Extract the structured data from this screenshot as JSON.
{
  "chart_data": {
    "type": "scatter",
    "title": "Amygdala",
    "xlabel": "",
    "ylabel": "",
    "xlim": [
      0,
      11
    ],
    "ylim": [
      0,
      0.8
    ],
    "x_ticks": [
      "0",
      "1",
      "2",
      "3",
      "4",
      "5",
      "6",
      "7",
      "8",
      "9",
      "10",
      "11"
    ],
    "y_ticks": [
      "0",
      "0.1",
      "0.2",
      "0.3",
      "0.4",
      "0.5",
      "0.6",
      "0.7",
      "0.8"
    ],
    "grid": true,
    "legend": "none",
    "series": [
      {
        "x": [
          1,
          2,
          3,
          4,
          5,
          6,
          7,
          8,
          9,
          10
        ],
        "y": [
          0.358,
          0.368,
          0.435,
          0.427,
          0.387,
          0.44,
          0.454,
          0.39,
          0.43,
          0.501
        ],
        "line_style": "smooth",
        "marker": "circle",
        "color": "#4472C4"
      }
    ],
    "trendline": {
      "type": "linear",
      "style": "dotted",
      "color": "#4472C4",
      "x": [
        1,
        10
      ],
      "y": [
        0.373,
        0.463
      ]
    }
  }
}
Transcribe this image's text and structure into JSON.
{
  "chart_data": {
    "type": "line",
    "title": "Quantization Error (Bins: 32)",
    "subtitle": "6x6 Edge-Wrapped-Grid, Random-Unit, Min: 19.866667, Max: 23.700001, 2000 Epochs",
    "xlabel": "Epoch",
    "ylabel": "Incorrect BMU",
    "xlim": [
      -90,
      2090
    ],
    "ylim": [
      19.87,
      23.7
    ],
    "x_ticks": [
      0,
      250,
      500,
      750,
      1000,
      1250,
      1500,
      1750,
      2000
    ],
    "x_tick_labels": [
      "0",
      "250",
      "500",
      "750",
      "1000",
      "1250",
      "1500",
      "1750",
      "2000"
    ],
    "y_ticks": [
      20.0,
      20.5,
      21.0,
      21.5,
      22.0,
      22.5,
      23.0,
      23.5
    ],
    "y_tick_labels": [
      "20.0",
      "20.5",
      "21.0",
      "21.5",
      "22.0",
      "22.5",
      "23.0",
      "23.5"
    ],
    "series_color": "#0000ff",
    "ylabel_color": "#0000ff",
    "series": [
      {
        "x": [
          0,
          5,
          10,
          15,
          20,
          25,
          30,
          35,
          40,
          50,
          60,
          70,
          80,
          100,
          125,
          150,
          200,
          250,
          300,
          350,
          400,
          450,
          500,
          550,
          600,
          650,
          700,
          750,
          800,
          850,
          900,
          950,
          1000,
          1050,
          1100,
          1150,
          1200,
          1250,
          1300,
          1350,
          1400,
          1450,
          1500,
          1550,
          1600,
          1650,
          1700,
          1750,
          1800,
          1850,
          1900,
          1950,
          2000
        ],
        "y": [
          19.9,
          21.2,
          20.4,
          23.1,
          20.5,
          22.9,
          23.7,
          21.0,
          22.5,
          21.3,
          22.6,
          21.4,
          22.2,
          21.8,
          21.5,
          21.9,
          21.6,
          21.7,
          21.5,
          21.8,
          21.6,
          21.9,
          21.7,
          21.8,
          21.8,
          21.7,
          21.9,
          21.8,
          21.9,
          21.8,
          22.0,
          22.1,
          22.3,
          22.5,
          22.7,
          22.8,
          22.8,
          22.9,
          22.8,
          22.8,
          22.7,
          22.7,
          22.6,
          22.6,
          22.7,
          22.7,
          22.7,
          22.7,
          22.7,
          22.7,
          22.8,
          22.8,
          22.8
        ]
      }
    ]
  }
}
================
▶ _REQUEST_
Go through the records and print each one exactly.

▶ _CORRECT ANSWER_
Extract the structured data from this screenshot as JSON.
{
  "chart_data": {
    "type": "scatter",
    "title": "Amygdala",
    "xlabel": "",
    "ylabel": "",
    "xlim": [
      0,
      11
    ],
    "ylim": [
      0,
      0.8
    ],
    "x_ticks": [
      "0",
      "1",
      "2",
      "3",
      "4",
      "5",
      "6",
      "7",
      "8",
      "9",
      "10",
      "11"
    ],
    "y_ticks": [
      "0",
      "0.1",
      "0.2",
      "0.3",
      "0.4",
      "0.5",
      "0.6",
      "0.7",
      "0.8"
    ],
    "grid": true,
    "legend": "none",
    "series": [
      {
        "x": [
          1,
          2,
          3,
          4,
          5,
          6,
          7,
          8,
          9,
          10
        ],
        "y": [
          0.358,
          0.368,
          0.435,
          0.427,
          0.387,
          0.44,
          0.454,
          0.39,
          0.43,
          0.501
        ],
        "line_style": "smooth",
        "marker": "circle",
        "color": "#4472C4"
      }
    ],
    "trendline": {
      "type": "linear",
      "style": "dotted",
      "color": "#4472C4",
      "x": [
        1,
        10
      ],
      "y": [
        0.373,
        0.463
      ]
    }
  }
}
Transcribe this image's text and structure into JSON.
{
  "chart_data": {
    "type": "line",
    "title": "Quantization Error (Bins: 32)",
    "subtitle": "6x6 Edge-Wrapped-Grid, Random-Unit, Min: 19.866667, Max: 23.700001, 2000 Epochs",
    "xlabel": "Epoch",
    "ylabel": "Incorrect BMU",
    "xlim": [
      -90,
      2090
    ],
    "ylim": [
      19.87,
      23.7
    ],
    "x_ticks": [
      0,
      250,
      500,
      750,
      1000,
      1250,
      1500,
      1750,
      2000
    ],
    "x_tick_labels": [
      "0",
      "250",
      "500",
      "750",
      "1000",
      "1250",
      "1500",
      "1750",
      "2000"
    ],
    "y_ticks": [
      20.0,
      20.5,
      21.0,
      21.5,
      22.0,
      22.5,
      23.0,
      23.5
    ],
    "y_tick_labels": [
      "20.0",
      "20.5",
      "21.0",
      "21.5",
      "22.0",
      "22.5",
      "23.0",
      "23.5"
    ],
    "series_color": "#0000ff",
    "ylabel_color": "#0000ff",
    "series": [
      {
        "x": [
          0,
          5,
          10,
          15,
          20,
          25,
          30,
          35,
          40,
          50,
          60,
          70,
          80,
          100,
          125,
          150,
          200,
          250,
          300,
          350,
          400,
          450,
          500,
          550,
          600,
          650,
          700,
          750,
          800,
          850,
          900,
          950,
          1000,
          1050,
          1100,
          1150,
          1200,
          1250,
          1300,
          1350,
          1400,
          1450,
          1500,
          1550,
          1600,
          1650,
          1700,
          1750,
          1800,
          1850,
          1900,
          1950,
          2000
        ],
        "y": [
          19.9,
          21.2,
          20.4,
          23.1,
          20.5,
          22.9,
          23.7,
          21.0,
          22.5,
          21.3,
          22.6,
          21.4,
          22.2,
          21.8,
          21.5,
          21.9,
          21.6,
          21.7,
          21.5,
          21.8,
          21.6,
          21.9,
          21.7,
          21.8,
          21.8,
          21.7,
          21.9,
          21.8,
          21.9,
          21.8,
          22.0,
          22.1,
          22.3,
          22.5,
          22.7,
          22.8,
          22.8,
          22.9,
          22.8,
          22.8,
          22.7,
          22.7,
          22.6,
          22.6,
          22.7,
          22.7,
          22.7,
          22.7,
          22.7,
          22.7,
          22.8,
          22.8,
          22.8
        ]
      }
    ]
  }
}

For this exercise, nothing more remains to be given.